WHAT THE TASK ASKS: Examine the material below. Gather every line in which the string "JSON" appears.

RECORD EXTRACTS:
####
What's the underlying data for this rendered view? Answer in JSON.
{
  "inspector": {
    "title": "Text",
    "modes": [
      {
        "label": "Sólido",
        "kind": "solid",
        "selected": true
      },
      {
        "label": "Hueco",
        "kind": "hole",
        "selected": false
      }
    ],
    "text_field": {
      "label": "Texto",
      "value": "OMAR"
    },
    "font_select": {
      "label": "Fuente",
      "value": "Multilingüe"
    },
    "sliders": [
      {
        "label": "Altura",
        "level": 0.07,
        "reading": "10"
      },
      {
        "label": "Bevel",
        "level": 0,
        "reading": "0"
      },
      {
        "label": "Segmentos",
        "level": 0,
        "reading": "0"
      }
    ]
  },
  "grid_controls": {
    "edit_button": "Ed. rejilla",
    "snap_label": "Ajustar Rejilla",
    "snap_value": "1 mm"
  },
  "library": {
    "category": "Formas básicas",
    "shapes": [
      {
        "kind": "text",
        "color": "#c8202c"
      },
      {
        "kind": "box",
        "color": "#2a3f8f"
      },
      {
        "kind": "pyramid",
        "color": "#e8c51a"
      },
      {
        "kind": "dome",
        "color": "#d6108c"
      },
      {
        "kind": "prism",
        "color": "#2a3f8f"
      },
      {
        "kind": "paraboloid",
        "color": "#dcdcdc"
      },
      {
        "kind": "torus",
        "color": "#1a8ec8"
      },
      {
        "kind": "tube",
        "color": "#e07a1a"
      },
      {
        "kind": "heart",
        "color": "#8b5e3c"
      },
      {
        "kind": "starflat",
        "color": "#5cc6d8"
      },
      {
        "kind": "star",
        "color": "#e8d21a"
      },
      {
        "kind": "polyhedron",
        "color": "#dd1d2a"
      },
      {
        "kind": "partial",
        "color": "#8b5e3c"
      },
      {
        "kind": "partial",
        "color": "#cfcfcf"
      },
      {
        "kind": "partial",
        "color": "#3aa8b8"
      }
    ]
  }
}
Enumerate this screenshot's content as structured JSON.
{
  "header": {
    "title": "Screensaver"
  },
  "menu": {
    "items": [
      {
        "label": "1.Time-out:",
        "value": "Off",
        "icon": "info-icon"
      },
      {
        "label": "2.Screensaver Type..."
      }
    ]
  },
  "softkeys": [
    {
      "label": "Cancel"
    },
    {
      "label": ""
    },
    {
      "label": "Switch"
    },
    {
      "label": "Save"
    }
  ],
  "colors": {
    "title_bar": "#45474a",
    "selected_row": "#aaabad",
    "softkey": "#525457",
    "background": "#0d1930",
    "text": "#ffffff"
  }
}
####
SOLUTION TO THE EXERCISE:
What's the underlying data for this rendered view? Answer in JSON.
Enumerate this screenshot's content as structured JSON.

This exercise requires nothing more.